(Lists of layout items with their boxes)
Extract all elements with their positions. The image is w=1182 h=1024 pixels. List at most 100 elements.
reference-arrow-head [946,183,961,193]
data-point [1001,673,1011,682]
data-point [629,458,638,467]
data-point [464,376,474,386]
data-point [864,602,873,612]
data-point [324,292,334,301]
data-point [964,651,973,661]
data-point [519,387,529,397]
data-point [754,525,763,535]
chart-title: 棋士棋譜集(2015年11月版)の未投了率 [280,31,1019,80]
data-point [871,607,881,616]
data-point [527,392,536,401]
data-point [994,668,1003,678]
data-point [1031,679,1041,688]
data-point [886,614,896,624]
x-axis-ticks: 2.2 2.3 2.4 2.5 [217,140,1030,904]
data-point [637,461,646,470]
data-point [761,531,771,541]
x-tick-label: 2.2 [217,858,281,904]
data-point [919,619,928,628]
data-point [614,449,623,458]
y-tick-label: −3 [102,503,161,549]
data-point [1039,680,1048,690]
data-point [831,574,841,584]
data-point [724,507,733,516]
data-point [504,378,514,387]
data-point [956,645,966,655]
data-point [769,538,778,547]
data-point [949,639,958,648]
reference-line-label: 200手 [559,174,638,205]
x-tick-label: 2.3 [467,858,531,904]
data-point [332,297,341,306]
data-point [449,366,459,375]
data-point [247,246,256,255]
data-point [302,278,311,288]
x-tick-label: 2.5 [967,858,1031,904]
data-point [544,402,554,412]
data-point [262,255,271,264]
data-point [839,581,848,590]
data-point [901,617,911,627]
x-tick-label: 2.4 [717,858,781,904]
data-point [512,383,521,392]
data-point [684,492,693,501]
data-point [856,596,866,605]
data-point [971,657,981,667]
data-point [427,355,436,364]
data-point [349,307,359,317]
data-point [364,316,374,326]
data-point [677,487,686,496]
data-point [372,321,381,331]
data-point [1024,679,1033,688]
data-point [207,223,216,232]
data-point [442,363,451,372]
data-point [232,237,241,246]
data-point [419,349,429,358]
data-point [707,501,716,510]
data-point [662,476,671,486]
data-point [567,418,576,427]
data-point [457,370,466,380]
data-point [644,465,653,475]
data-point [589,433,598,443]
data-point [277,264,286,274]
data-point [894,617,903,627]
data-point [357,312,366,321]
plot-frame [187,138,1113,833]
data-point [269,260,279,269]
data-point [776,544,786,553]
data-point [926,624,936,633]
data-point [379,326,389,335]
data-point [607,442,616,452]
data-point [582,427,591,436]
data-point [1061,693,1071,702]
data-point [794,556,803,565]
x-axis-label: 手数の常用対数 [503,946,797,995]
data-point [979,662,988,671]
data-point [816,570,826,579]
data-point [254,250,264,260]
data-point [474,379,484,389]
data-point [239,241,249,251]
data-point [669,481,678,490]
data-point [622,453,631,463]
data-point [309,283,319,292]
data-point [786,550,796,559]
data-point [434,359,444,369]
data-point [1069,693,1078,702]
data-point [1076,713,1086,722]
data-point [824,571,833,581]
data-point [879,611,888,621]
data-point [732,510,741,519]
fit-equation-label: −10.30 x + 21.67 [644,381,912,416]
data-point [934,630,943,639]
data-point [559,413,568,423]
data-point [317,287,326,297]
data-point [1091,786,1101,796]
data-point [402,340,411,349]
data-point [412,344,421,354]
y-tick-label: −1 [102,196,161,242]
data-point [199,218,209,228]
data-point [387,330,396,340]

| What this task involves |
Copy out every line above word for word.

| Response below |
Extract all elements with their positions. The image is w=1182 h=1024 pixels. List at most 100 elements.
reference-arrow-head [946,183,961,193]
data-point [1001,673,1011,682]
data-point [629,458,638,467]
data-point [464,376,474,386]
data-point [864,602,873,612]
data-point [324,292,334,301]
data-point [964,651,973,661]
data-point [519,387,529,397]
data-point [754,525,763,535]
chart-title: 棋士棋譜集(2015年11月版)の未投了率 [280,31,1019,80]
data-point [871,607,881,616]
data-point [527,392,536,401]
data-point [994,668,1003,678]
data-point [1031,679,1041,688]
data-point [886,614,896,624]
x-axis-ticks: 2.2 2.3 2.4 2.5 [217,140,1030,904]
data-point [637,461,646,470]
data-point [761,531,771,541]
x-tick-label: 2.2 [217,858,281,904]
data-point [919,619,928,628]
data-point [614,449,623,458]
y-tick-label: −3 [102,503,161,549]
data-point [1039,680,1048,690]
data-point [831,574,841,584]
data-point [724,507,733,516]
data-point [504,378,514,387]
data-point [956,645,966,655]
data-point [769,538,778,547]
data-point [949,639,958,648]
reference-line-label: 200手 [559,174,638,205]
x-tick-label: 2.3 [467,858,531,904]
data-point [332,297,341,306]
data-point [449,366,459,375]
data-point [247,246,256,255]
data-point [302,278,311,288]
x-tick-label: 2.5 [967,858,1031,904]
data-point [544,402,554,412]
data-point [262,255,271,264]
data-point [839,581,848,590]
data-point [901,617,911,627]
x-tick-label: 2.4 [717,858,781,904]
data-point [512,383,521,392]
data-point [684,492,693,501]
data-point [856,596,866,605]
data-point [971,657,981,667]
data-point [427,355,436,364]
data-point [349,307,359,317]
data-point [364,316,374,326]
data-point [677,487,686,496]
data-point [372,321,381,331]
data-point [1024,679,1033,688]
data-point [207,223,216,232]
data-point [442,363,451,372]
data-point [232,237,241,246]
data-point [419,349,429,358]
data-point [707,501,716,510]
data-point [662,476,671,486]
data-point [567,418,576,427]
data-point [457,370,466,380]
data-point [644,465,653,475]
data-point [589,433,598,443]
data-point [277,264,286,274]
data-point [894,617,903,627]
data-point [357,312,366,321]
plot-frame [187,138,1113,833]
data-point [269,260,279,269]
data-point [776,544,786,553]
data-point [926,624,936,633]
data-point [379,326,389,335]
data-point [607,442,616,452]
data-point [582,427,591,436]
data-point [1061,693,1071,702]
data-point [794,556,803,565]
x-axis-label: 手数の常用対数 [503,946,797,995]
data-point [979,662,988,671]
data-point [816,570,826,579]
data-point [254,250,264,260]
data-point [474,379,484,389]
data-point [239,241,249,251]
data-point [669,481,678,490]
data-point [622,453,631,463]
data-point [309,283,319,292]
data-point [786,550,796,559]
data-point [434,359,444,369]
data-point [1069,693,1078,702]
data-point [1076,713,1086,722]
data-point [824,571,833,581]
data-point [879,611,888,621]
data-point [732,510,741,519]
fit-equation-label: −10.30 x + 21.67 [644,381,912,416]
data-point [934,630,943,639]
data-point [559,413,568,423]
data-point [317,287,326,297]
data-point [1091,786,1101,796]
data-point [402,340,411,349]
data-point [412,344,421,354]
y-tick-label: −1 [102,196,161,242]
data-point [199,218,209,228]
data-point [387,330,396,340]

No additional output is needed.